Objective - Set down each line of the data below exactly as it stands, dropping the pictures.

Collected data entries -
################
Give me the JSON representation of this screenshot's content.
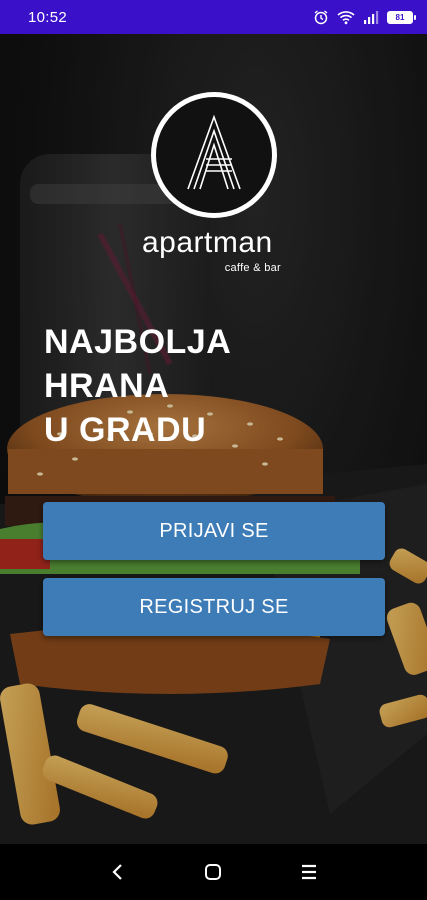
{
  "status_bar": {
    "time": "10:52",
    "battery_level": "81",
    "icons": [
      "alarm-icon",
      "wifi-icon",
      "signal-icon",
      "battery-icon"
    ]
  },
  "brand": {
    "name": "apartman",
    "tagline": "caffe & bar",
    "logo_letter": "A"
  },
  "headline": {
    "line1": "NAJBOLJA",
    "line2": "HRANA",
    "line3": "U GRADU"
  },
  "buttons": {
    "login_label": "PRIJAVI SE",
    "register_label": "REGISTRUJ SE"
  },
  "nav_bar": {
    "icons": [
      "back-icon",
      "home-icon",
      "menu-icon"
    ]
  },
  "colors": {
    "status_bar": "#3a10c9",
    "button": "#3d7cb7",
    "text": "#ffffff"
  }
}
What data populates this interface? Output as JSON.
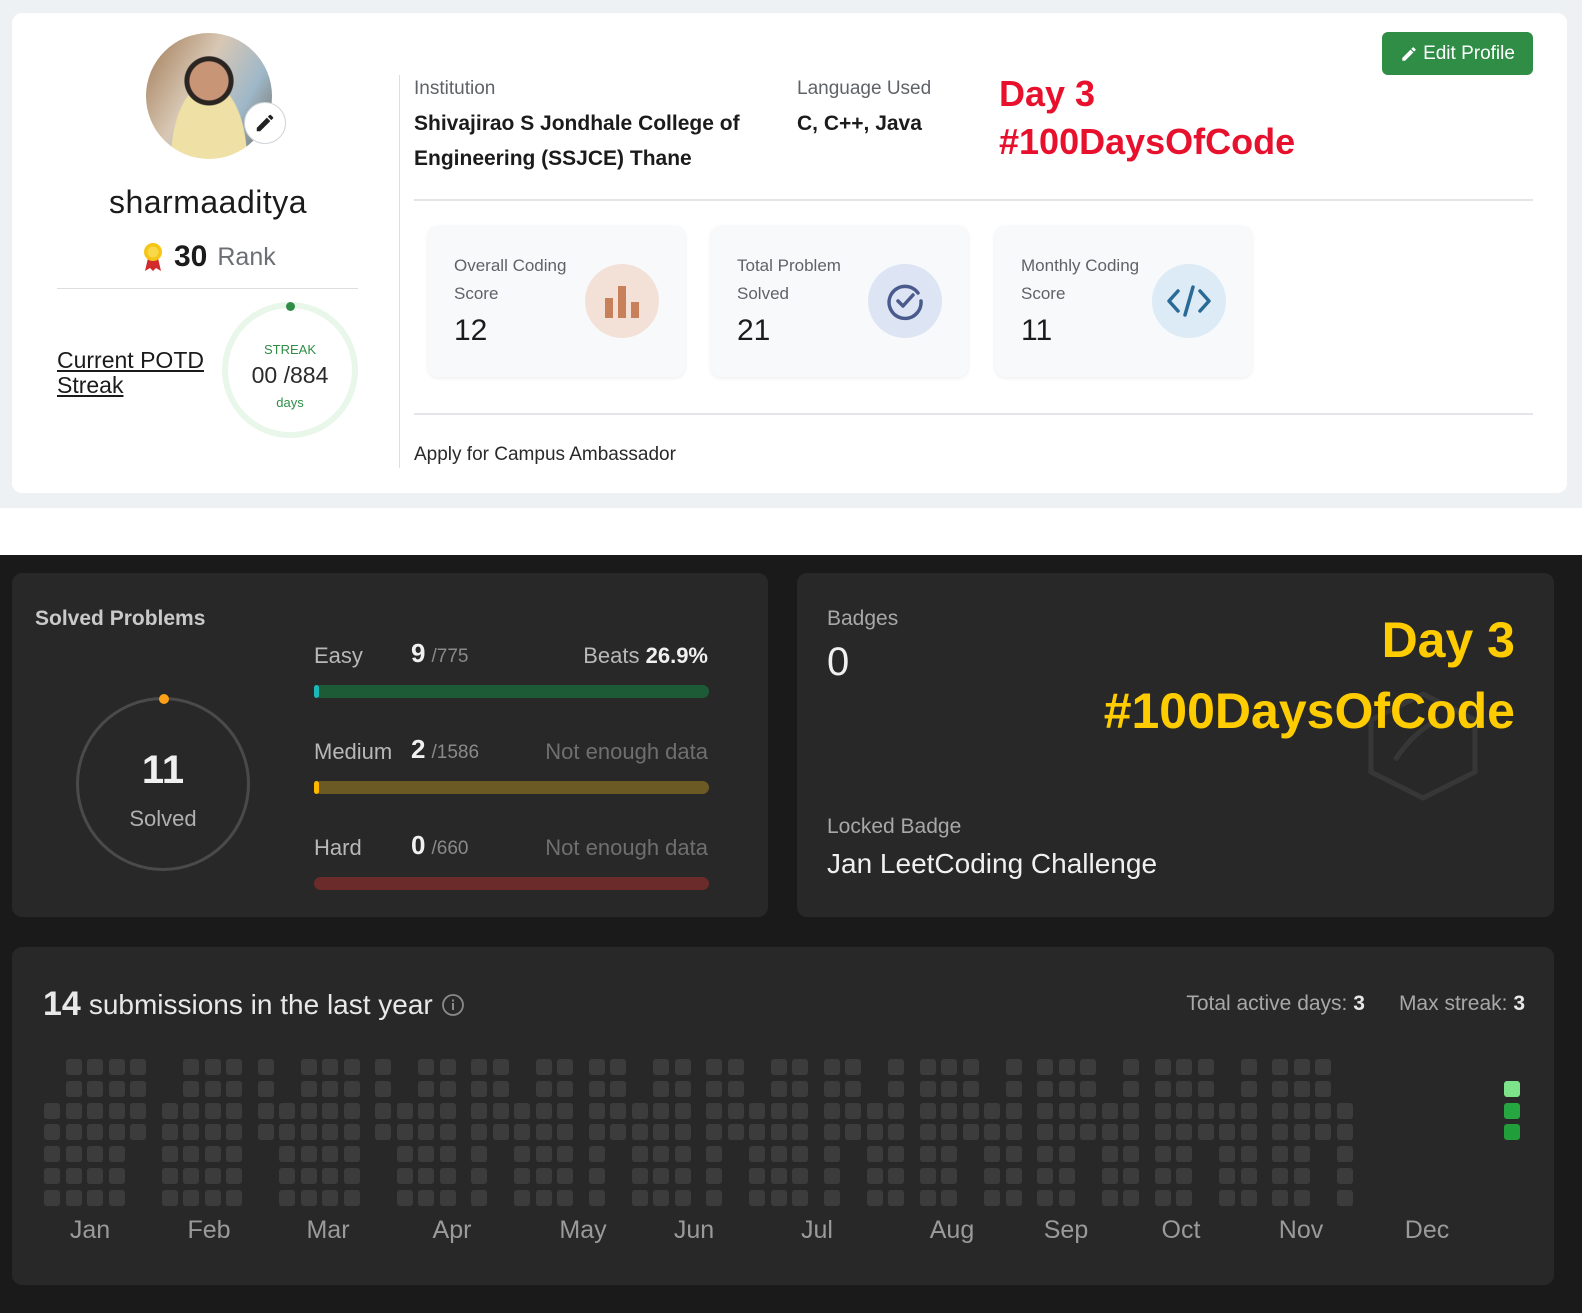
{
  "gfg": {
    "username": "sharmaaditya",
    "rank_value": "30",
    "rank_label": "Rank",
    "potd_label": "Current POTD Streak",
    "streak_label": "STREAK",
    "streak_value": "00 /884",
    "streak_unit": "days",
    "institution_label": "Institution",
    "institution_value": "Shivajirao S Jondhale College of Engineering (SSJCE) Thane",
    "language_label": "Language Used",
    "language_value": "C, C++, Java",
    "overlay_line1": "Day 3",
    "overlay_line2": "#100DaysOfCode",
    "edit_button": "Edit Profile",
    "stats": [
      {
        "label": "Overall Coding Score",
        "value": "12",
        "icon": "bar-chart-icon"
      },
      {
        "label": "Total Problem Solved",
        "value": "21",
        "icon": "check-circle-icon"
      },
      {
        "label": "Monthly Coding Score",
        "value": "11",
        "icon": "code-icon"
      }
    ],
    "ambassador_link": "Apply for Campus Ambassador",
    "accent_color": "#2f8d46",
    "overlay_color": "#e8112d"
  },
  "leetcode": {
    "solved_title": "Solved Problems",
    "solved_count": "11",
    "solved_label": "Solved",
    "difficulties": [
      {
        "name": "Easy",
        "solved": "9",
        "total": "/775",
        "right_label": "Beats",
        "right_value": "26.9%",
        "fill_fraction": 0.012,
        "color": "#1cb8b8",
        "track": "#1d5b37"
      },
      {
        "name": "Medium",
        "solved": "2",
        "total": "/1586",
        "right_label": "Not enough data",
        "right_value": "",
        "fill_fraction": 0.0013,
        "color": "#ffb700",
        "track": "#6b5a23"
      },
      {
        "name": "Hard",
        "solved": "0",
        "total": "/660",
        "right_label": "Not enough data",
        "right_value": "",
        "fill_fraction": 0,
        "color": "#f63737",
        "track": "#6b2b2b"
      }
    ],
    "badges_title": "Badges",
    "badges_count": "0",
    "locked_label": "Locked Badge",
    "locked_name": "Jan LeetCoding Challenge",
    "overlay_line1": "Day 3",
    "overlay_line2": "#100DaysOfCode",
    "overlay_color": "#ffcc00",
    "submissions_count": "14",
    "submissions_text": "submissions in the last year",
    "active_days_label": "Total active days:",
    "active_days_value": "3",
    "max_streak_label": "Max streak:",
    "max_streak_value": "3",
    "months": [
      "Jan",
      "Feb",
      "Mar",
      "Apr",
      "May",
      "Jun",
      "Jul",
      "Aug",
      "Sep",
      "Oct",
      "Nov",
      "Dec"
    ]
  }
}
################
Finished task -
Give me the JSON representation of this screenshot's content.
{
  "status_bar": {
    "time": "10:52",
    "battery_level": "81",
    "icons": [
      "alarm-icon",
      "wifi-icon",
      "signal-icon",
      "battery-icon"
    ]
  },
  "brand": {
    "name": "apartman",
    "tagline": "caffe & bar",
    "logo_letter": "A"
  },
  "headline": {
    "line1": "NAJBOLJA",
    "line2": "HRANA",
    "line3": "U GRADU"
  },
  "buttons": {
    "login_label": "PRIJAVI SE",
    "register_label": "REGISTRUJ SE"
  },
  "nav_bar": {
    "icons": [
      "back-icon",
      "home-icon",
      "menu-icon"
    ]
  },
  "colors": {
    "status_bar": "#3a10c9",
    "button": "#3d7cb7",
    "text": "#ffffff"
  }
}
What data populates this interface? Output as JSON.
{
  "gfg": {
    "username": "sharmaaditya",
    "rank_value": "30",
    "rank_label": "Rank",
    "potd_label": "Current POTD Streak",
    "streak_label": "STREAK",
    "streak_value": "00 /884",
    "streak_unit": "days",
    "institution_label": "Institution",
    "institution_value": "Shivajirao S Jondhale College of Engineering (SSJCE) Thane",
    "language_label": "Language Used",
    "language_value": "C, C++, Java",
    "overlay_line1": "Day 3",
    "overlay_line2": "#100DaysOfCode",
    "edit_button": "Edit Profile",
    "stats": [
      {
        "label": "Overall Coding Score",
        "value": "12",
        "icon": "bar-chart-icon"
      },
      {
        "label": "Total Problem Solved",
        "value": "21",
        "icon": "check-circle-icon"
      },
      {
        "label": "Monthly Coding Score",
        "value": "11",
        "icon": "code-icon"
      }
    ],
    "ambassador_link": "Apply for Campus Ambassador",
    "accent_color": "#2f8d46",
    "overlay_color": "#e8112d"
  },
  "leetcode": {
    "solved_title": "Solved Problems",
    "solved_count": "11",
    "solved_label": "Solved",
    "difficulties": [
      {
        "name": "Easy",
        "solved": "9",
        "total": "/775",
        "right_label": "Beats",
        "right_value": "26.9%",
        "fill_fraction": 0.012,
        "color": "#1cb8b8",
        "track": "#1d5b37"
      },
      {
        "name": "Medium",
        "solved": "2",
        "total": "/1586",
        "right_label": "Not enough data",
        "right_value": "",
        "fill_fraction": 0.0013,
        "color": "#ffb700",
        "track": "#6b5a23"
      },
      {
        "name": "Hard",
        "solved": "0",
        "total": "/660",
        "right_label": "Not enough data",
        "right_value": "",
        "fill_fraction": 0,
        "color": "#f63737",
        "track": "#6b2b2b"
      }
    ],
    "badges_title": "Badges",
    "badges_count": "0",
    "locked_label": "Locked Badge",
    "locked_name": "Jan LeetCoding Challenge",
    "overlay_line1": "Day 3",
    "overlay_line2": "#100DaysOfCode",
    "overlay_color": "#ffcc00",
    "submissions_count": "14",
    "submissions_text": "submissions in the last year",
    "active_days_label": "Total active days:",
    "active_days_value": "3",
    "max_streak_label": "Max streak:",
    "max_streak_value": "3",
    "months": [
      "Jan",
      "Feb",
      "Mar",
      "Apr",
      "May",
      "Jun",
      "Jul",
      "Aug",
      "Sep",
      "Oct",
      "Nov",
      "Dec"
    ]
  }
}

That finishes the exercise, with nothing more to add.